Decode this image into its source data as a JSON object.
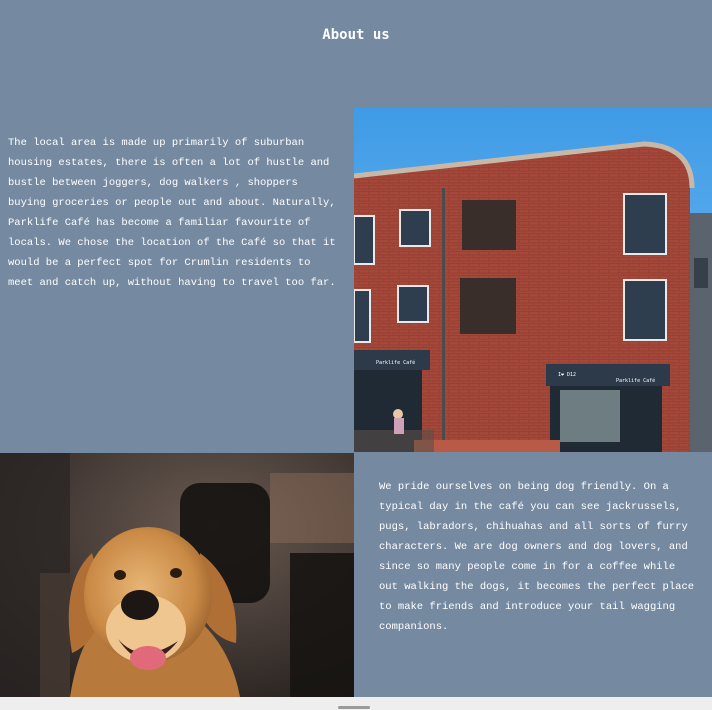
{
  "header": {
    "title": "About us"
  },
  "intro": {
    "text": "The local area is made up primarily of suburban housing estates, there is often a lot of hustle and bustle between joggers, dog walkers , shoppers buying groceries or people out and about. Naturally, Parklife Café has become a familiar favourite of locals. We chose the location of the Café so that it would be a perfect spot for Crumlin residents to meet and catch up, without having to travel too far."
  },
  "building_photo": {
    "sign_left": "Parklife Café",
    "sign_right": "Parklife Café",
    "sign_small": "I❤ D12"
  },
  "dog_section": {
    "text": "We pride ourselves on being dog friendly. On a typical day in the café you can see jackrussels, pugs, labradors, chihuahas and all sorts of furry characters. We are dog owners and dog lovers, and since so many people come in for a coffee while out walking the dogs, it becomes the perfect place to make friends and introduce your tail wagging companions."
  },
  "colors": {
    "background": "#7589a1",
    "text": "#ffffff",
    "sky": "#4aa3ea",
    "brick": "#a3483a"
  }
}
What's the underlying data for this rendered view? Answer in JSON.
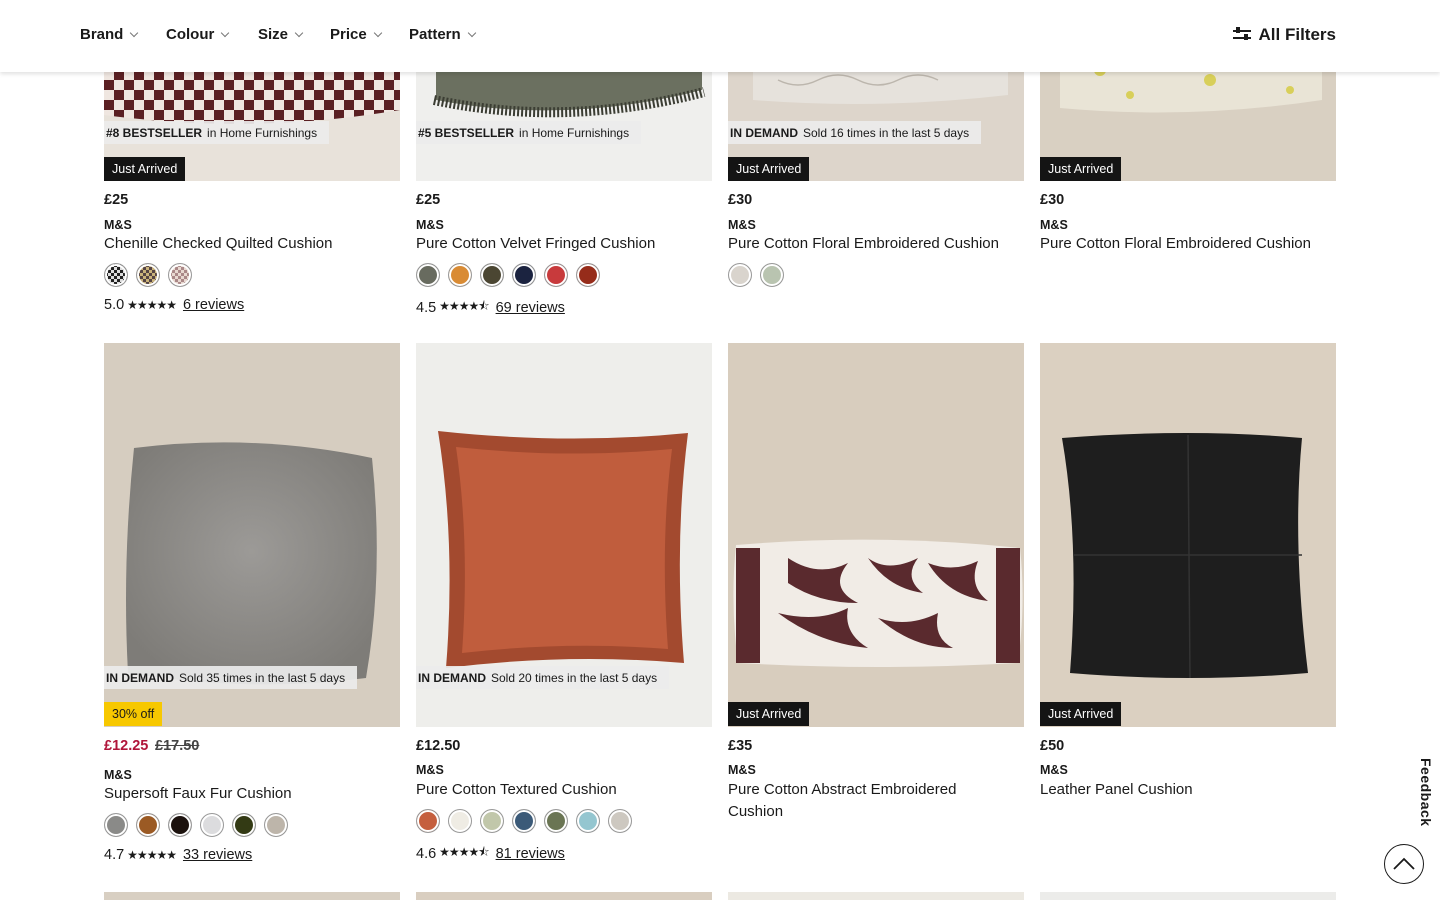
{
  "filters": {
    "brand": "Brand",
    "colour": "Colour",
    "size": "Size",
    "price": "Price",
    "pattern": "Pattern",
    "all_filters": "All Filters"
  },
  "products": [
    {
      "badge_label": "#8 BESTSELLER",
      "badge_text": "in Home Furnishings",
      "tag": "Just Arrived",
      "price": "£25",
      "brand": "M&S",
      "name": "Chenille Checked Quilted Cushion",
      "swatches": [
        "#444",
        "#b59a5a",
        "#c8a897"
      ],
      "rating": "5.0",
      "stars": "★★★★★",
      "reviews": "6 reviews"
    },
    {
      "badge_label": "#5 BESTSELLER",
      "badge_text": "in Home Furnishings",
      "price": "£25",
      "brand": "M&S",
      "name": "Pure Cotton Velvet Fringed Cushion",
      "swatches": [
        "#686b5f",
        "#d98b34",
        "#4b4632",
        "#1b2340",
        "#c83a3c",
        "#962c1a"
      ],
      "rating": "4.5",
      "stars": "★★★★⯪",
      "reviews": "69 reviews"
    },
    {
      "badge_label": "IN DEMAND",
      "badge_text": "Sold 16 times in the last 5 days",
      "tag": "Just Arrived",
      "price": "£30",
      "brand": "M&S",
      "name": "Pure Cotton Floral Embroidered Cushion",
      "swatches": [
        "#d9d4cd",
        "#b9c4b0"
      ]
    },
    {
      "tag": "Just Arrived",
      "price": "£30",
      "brand": "M&S",
      "name": "Pure Cotton Floral Embroidered Cushion"
    },
    {
      "badge_label": "IN DEMAND",
      "badge_text": "Sold 35 times in the last 5 days",
      "offer": "30% off",
      "price": "£12.25",
      "was_price": "£17.50",
      "brand": "M&S",
      "name": "Supersoft Faux Fur Cushion",
      "swatches": [
        "#8a8a88",
        "#9b5a24",
        "#1c120e",
        "#dcdcde",
        "#333a14",
        "#bdb5aa"
      ],
      "rating": "4.7",
      "stars": "★★★★★",
      "reviews": "33 reviews"
    },
    {
      "badge_label": "IN DEMAND",
      "badge_text": "Sold 20 times in the last 5 days",
      "price": "£12.50",
      "brand": "M&S",
      "name": "Pure Cotton Textured Cushion",
      "swatches": [
        "#c55f3e",
        "#efece4",
        "#c1c7aa",
        "#3b5a78",
        "#6a7553",
        "#94c6d0",
        "#cdc8c0"
      ],
      "rating": "4.6",
      "stars": "★★★★⯪",
      "reviews": "81 reviews"
    },
    {
      "tag": "Just Arrived",
      "price": "£35",
      "brand": "M&S",
      "name": "Pure Cotton Abstract Embroidered Cushion"
    },
    {
      "tag": "Just Arrived",
      "price": "£50",
      "brand": "M&S",
      "name": "Leather Panel Cushion"
    }
  ],
  "feedback": "Feedback",
  "colors": {
    "sale": "#b0153a",
    "offer_badge": "#f7c800",
    "just_arrived_badge": "#141414"
  }
}
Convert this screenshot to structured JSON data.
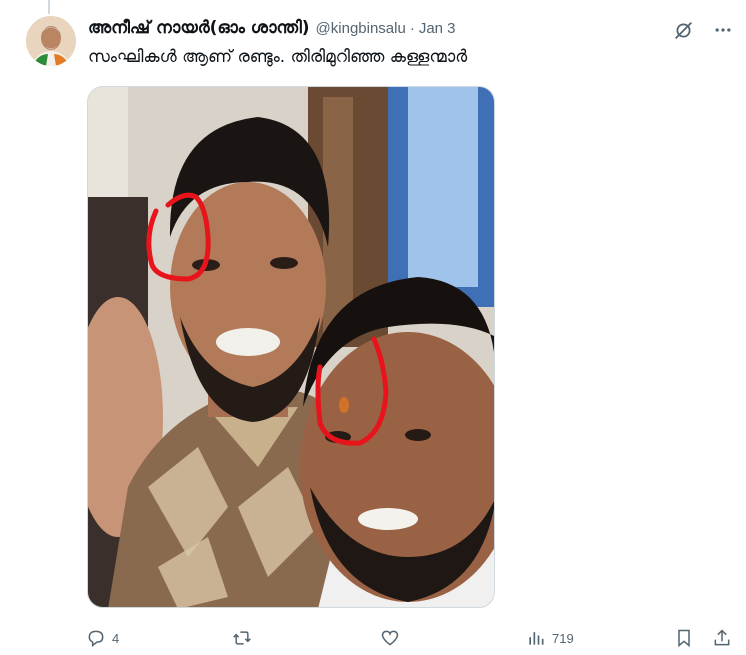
{
  "tweet": {
    "author_name": "അനീഷ് നായർ(ഓം ശാന്തി)",
    "author_handle": "@kingbinsalu",
    "separator": "·",
    "date": "Jan 3",
    "text": "സംഘികൾ ആണ് രണ്ടും. തിരിമുറിഞ്ഞ കള്ളന്മാർ"
  },
  "icons": {
    "grok": "grok-icon",
    "more": "more-icon",
    "reply": "reply-icon",
    "retweet": "retweet-icon",
    "like": "like-icon",
    "views": "views-icon",
    "bookmark": "bookmark-icon",
    "share": "share-icon"
  },
  "actions": {
    "reply_count": "4",
    "retweet_count": "",
    "like_count": "",
    "view_count": "719"
  },
  "colors": {
    "text_primary": "#0f1419",
    "text_secondary": "#536471",
    "annotation_red": "#e8141c",
    "border": "#cfd9de"
  }
}
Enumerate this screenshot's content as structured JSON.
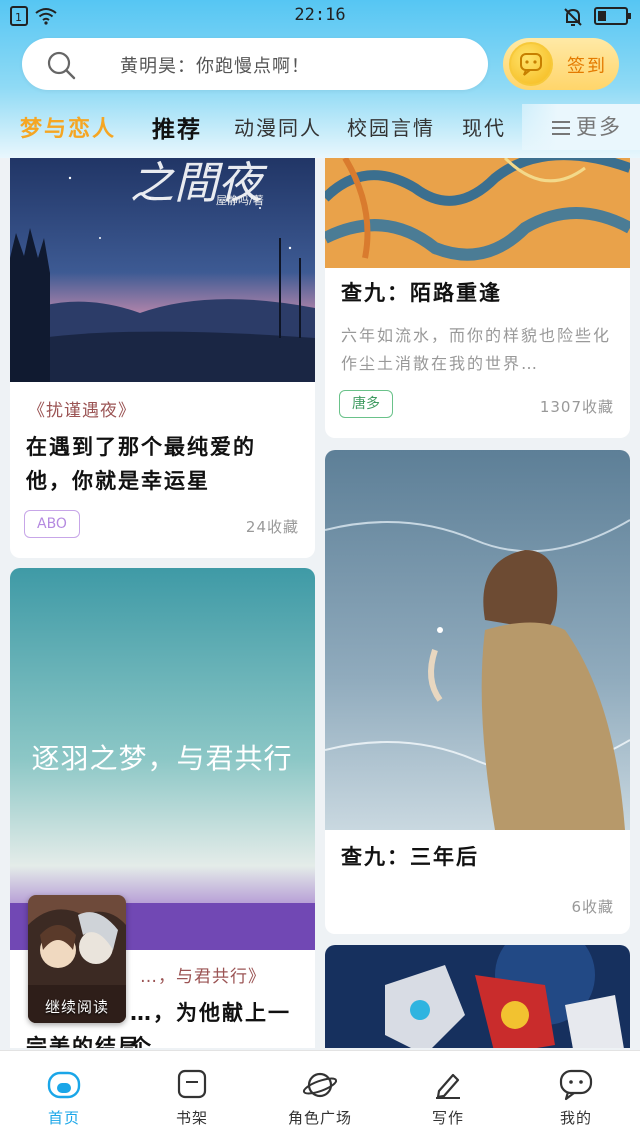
{
  "status_bar": {
    "time": "22:16"
  },
  "search": {
    "placeholder": "黄明昊：你跑慢点啊！"
  },
  "checkin": {
    "label": "签到"
  },
  "tabs": {
    "brand": "梦与恋人",
    "items": [
      "推荐",
      "动漫同人",
      "校园言情",
      "现代"
    ],
    "more": "更多"
  },
  "cards": {
    "left1": {
      "cover_text": "屋静吗/著",
      "series": "《扰谨遇夜》",
      "title": "在遇到了那个最纯爱的他，你就是幸运星",
      "tag": "ABO",
      "favorites": "24收藏"
    },
    "right1": {
      "title": "查九：陌路重逢",
      "excerpt": "六年如流水，而你的样貌也险些化作尘土消散在我的世界…",
      "tag": "唐多",
      "favorites": "1307收藏"
    },
    "right2": {
      "title": "查九：三年后",
      "favorites": "6收藏"
    },
    "left2": {
      "cover_text": "逐羽之梦，与君共行",
      "series": "…，与君共行》",
      "title": "…，为他献上一个",
      "title2": "完美的结局"
    }
  },
  "floating_widget": {
    "label": "继续阅读"
  },
  "bottom_nav": [
    {
      "label": "首页",
      "icon": "home-icon",
      "active": true
    },
    {
      "label": "书架",
      "icon": "bookshelf-icon",
      "active": false
    },
    {
      "label": "角色广场",
      "icon": "planet-icon",
      "active": false
    },
    {
      "label": "写作",
      "icon": "pen-icon",
      "active": false
    },
    {
      "label": "我的",
      "icon": "chat-face-icon",
      "active": false
    }
  ],
  "colors": {
    "accent": "#1aa6e8",
    "brand": "#f5a623",
    "header_top": "#56c6f3"
  }
}
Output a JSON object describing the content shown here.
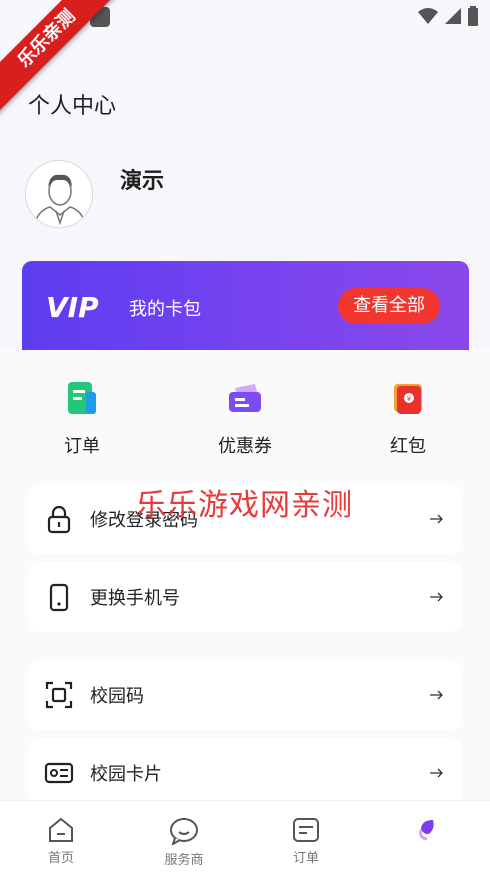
{
  "watermark_corner": "乐乐亲测",
  "header": {
    "title": "个人中心"
  },
  "profile": {
    "name": "演示"
  },
  "vip_card": {
    "logo_text": "VIP",
    "label": "我的卡包",
    "button": "查看全部"
  },
  "quick_actions": [
    {
      "label": "订单",
      "icon": "order-icon"
    },
    {
      "label": "优惠券",
      "icon": "coupon-icon"
    },
    {
      "label": "红包",
      "icon": "red-packet-icon"
    }
  ],
  "menu": [
    {
      "label": "修改登录密码",
      "icon": "lock-icon"
    },
    {
      "label": "更换手机号",
      "icon": "phone-icon"
    },
    {
      "label": "校园码",
      "icon": "scan-code-icon"
    },
    {
      "label": "校园卡片",
      "icon": "id-card-icon"
    }
  ],
  "watermark_center": "乐乐游戏网亲测",
  "tabbar": [
    {
      "label": "首页",
      "icon": "home-icon"
    },
    {
      "label": "服务商",
      "icon": "chat-bubble-icon"
    },
    {
      "label": "订单",
      "icon": "order-tab-icon"
    },
    {
      "label": "",
      "icon": "profile-tab-icon"
    }
  ],
  "colors": {
    "vip_gradient_start": "#5d3df0",
    "vip_gradient_end": "#8a48ea",
    "button_red": "#f2362f",
    "page_bg": "#f7f7fb"
  }
}
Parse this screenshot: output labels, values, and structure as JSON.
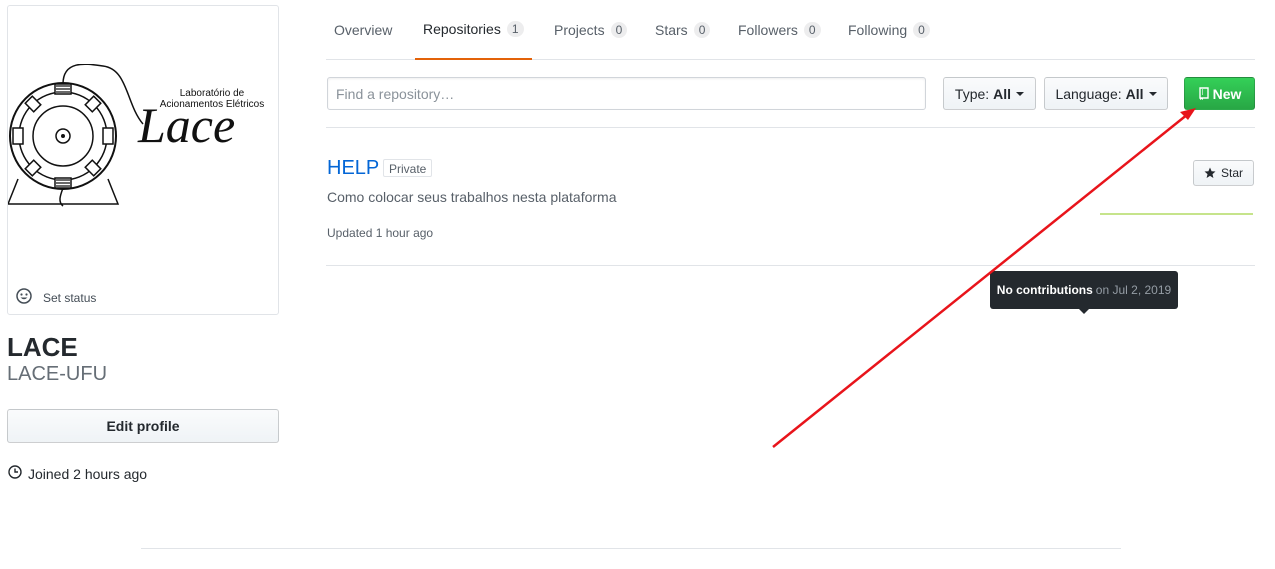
{
  "profile": {
    "logo_text_line1": "Laboratório de",
    "logo_text_line2": "Acionamentos Elétricos",
    "logo_wordmark": "Lace",
    "set_status_label": "Set status",
    "name": "LACE",
    "login": "LACE-UFU",
    "edit_profile_label": "Edit profile",
    "joined_text": "Joined 2 hours ago"
  },
  "tabs": [
    {
      "label": "Overview",
      "count": null,
      "selected": false
    },
    {
      "label": "Repositories",
      "count": "1",
      "selected": true
    },
    {
      "label": "Projects",
      "count": "0",
      "selected": false
    },
    {
      "label": "Stars",
      "count": "0",
      "selected": false
    },
    {
      "label": "Followers",
      "count": "0",
      "selected": false
    },
    {
      "label": "Following",
      "count": "0",
      "selected": false
    }
  ],
  "filters": {
    "search_placeholder": "Find a repository…",
    "type_label": "Type:",
    "type_value": "All",
    "language_label": "Language:",
    "language_value": "All",
    "new_label": "New"
  },
  "repo": {
    "name": "HELP",
    "visibility": "Private",
    "description": "Como colocar seus trabalhos nesta plataforma",
    "updated": "Updated 1 hour ago",
    "star_label": "Star"
  },
  "tooltip": {
    "strong": "No contributions",
    "date": "on Jul 2, 2019"
  },
  "colors": {
    "accent_green": "#28a745",
    "link_blue": "#0366d6",
    "tab_underline": "#e36209",
    "annotation_red": "#e8141b"
  },
  "icons": {
    "status": "smiley-icon",
    "joined": "clock-icon",
    "new": "repo-icon",
    "star": "star-icon"
  }
}
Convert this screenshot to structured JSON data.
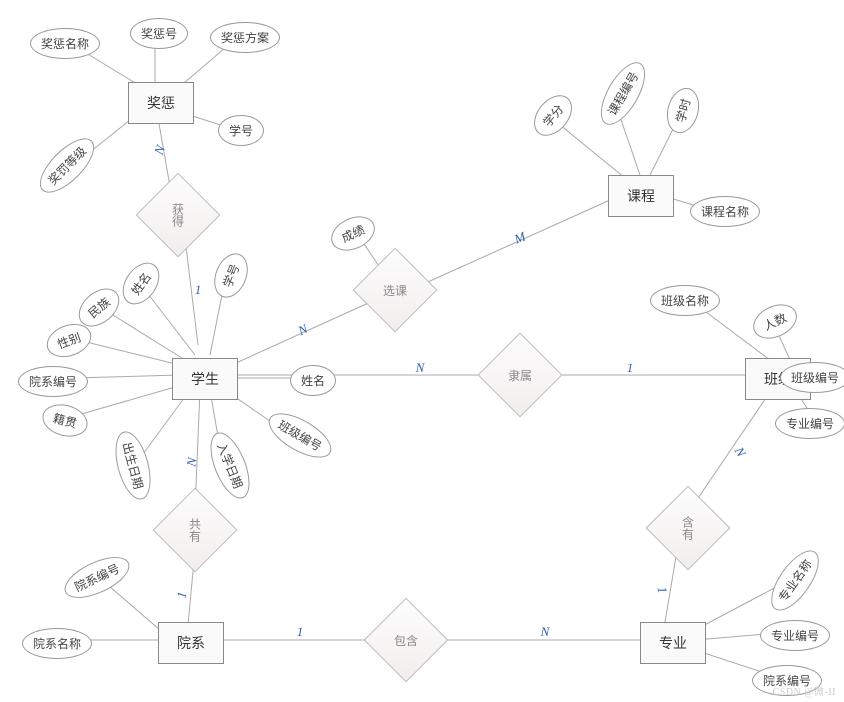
{
  "entities": {
    "reward": {
      "label": "奖惩",
      "attrs": [
        "奖惩名称",
        "奖惩号",
        "奖惩方案",
        "学号",
        "奖罚等级"
      ]
    },
    "course": {
      "label": "课程",
      "attrs": [
        "学分",
        "课程编号",
        "学时",
        "课程名称"
      ]
    },
    "student": {
      "label": "学生",
      "attrs": [
        "姓名",
        "民族",
        "性别",
        "院系编号",
        "籍贯",
        "出生日期",
        "学号",
        "入学日期",
        "班级编号",
        "姓名"
      ]
    },
    "classE": {
      "label": "班级",
      "attrs": [
        "班级名称",
        "人数",
        "班级编号",
        "专业编号"
      ]
    },
    "dept": {
      "label": "院系",
      "attrs": [
        "院系编号",
        "院系名称"
      ]
    },
    "major": {
      "label": "专业",
      "attrs": [
        "专业名称",
        "专业编号",
        "院系编号"
      ]
    }
  },
  "relationships": {
    "gain": {
      "label": "获得",
      "cards": [
        "N",
        "1"
      ]
    },
    "select": {
      "label": "选课",
      "cards": [
        "N",
        "M"
      ],
      "attr": "成绩"
    },
    "belong": {
      "label": "隶属",
      "cards": [
        "N",
        "1"
      ]
    },
    "have": {
      "label": "共有",
      "cards": [
        "N",
        "1"
      ]
    },
    "inc1": {
      "label": "含有",
      "cards": [
        "N",
        "1"
      ]
    },
    "inc2": {
      "label": "包含",
      "cards": [
        "1",
        "N"
      ]
    }
  },
  "watermark": "CSDN @微-II"
}
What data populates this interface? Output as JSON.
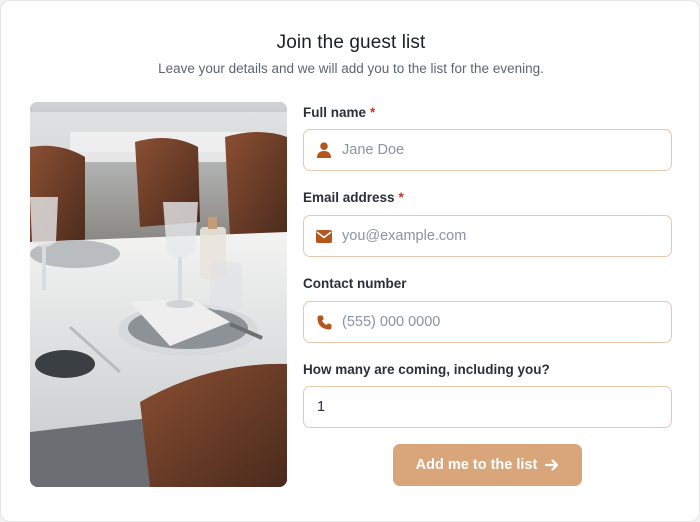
{
  "header": {
    "title": "Join the guest list",
    "subtitle": "Leave your details and we will add you to the list for the evening."
  },
  "form": {
    "name": {
      "label": "Full name",
      "required_mark": "*",
      "placeholder": "Jane Doe",
      "icon": "user-icon"
    },
    "email": {
      "label": "Email address",
      "required_mark": "*",
      "placeholder": "you@example.com",
      "icon": "envelope-icon"
    },
    "phone": {
      "label": "Contact number",
      "placeholder": "(555) 000 0000",
      "icon": "phone-icon"
    },
    "guests": {
      "label": "How many are coming, including you?",
      "value": "1"
    },
    "submit_label": "Add me to the list"
  },
  "colors": {
    "accent": "#d9a57a",
    "icon": "#b5561f",
    "input_border": "#e8c9ad",
    "required": "#c0392b"
  }
}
- - - - - - -
WORK TO BE COMPLETED
Check each line of the entries above for the word "perfect". List the ones that have it.

THE OUTPUT
    "text": "The local area is made up primarily of suburban housing estates, there is often a lot of hustle and bustle between joggers, dog walkers , shoppers buying groceries or people out and about. Naturally, Parklife Café has become a familiar favourite of locals. We chose the location of the Café so that it would be a perfect spot for Crumlin residents to meet and catch up, without having to travel too far."
    "text": "We pride ourselves on being dog friendly. On a typical day in the café you can see jackrussels, pugs, labradors, chihuahas and all sorts of furry characters. We are dog owners and dog lovers, and since so many people come in for a coffee while out walking the dogs, it becomes the perfect place to make friends and introduce your tail wagging companions."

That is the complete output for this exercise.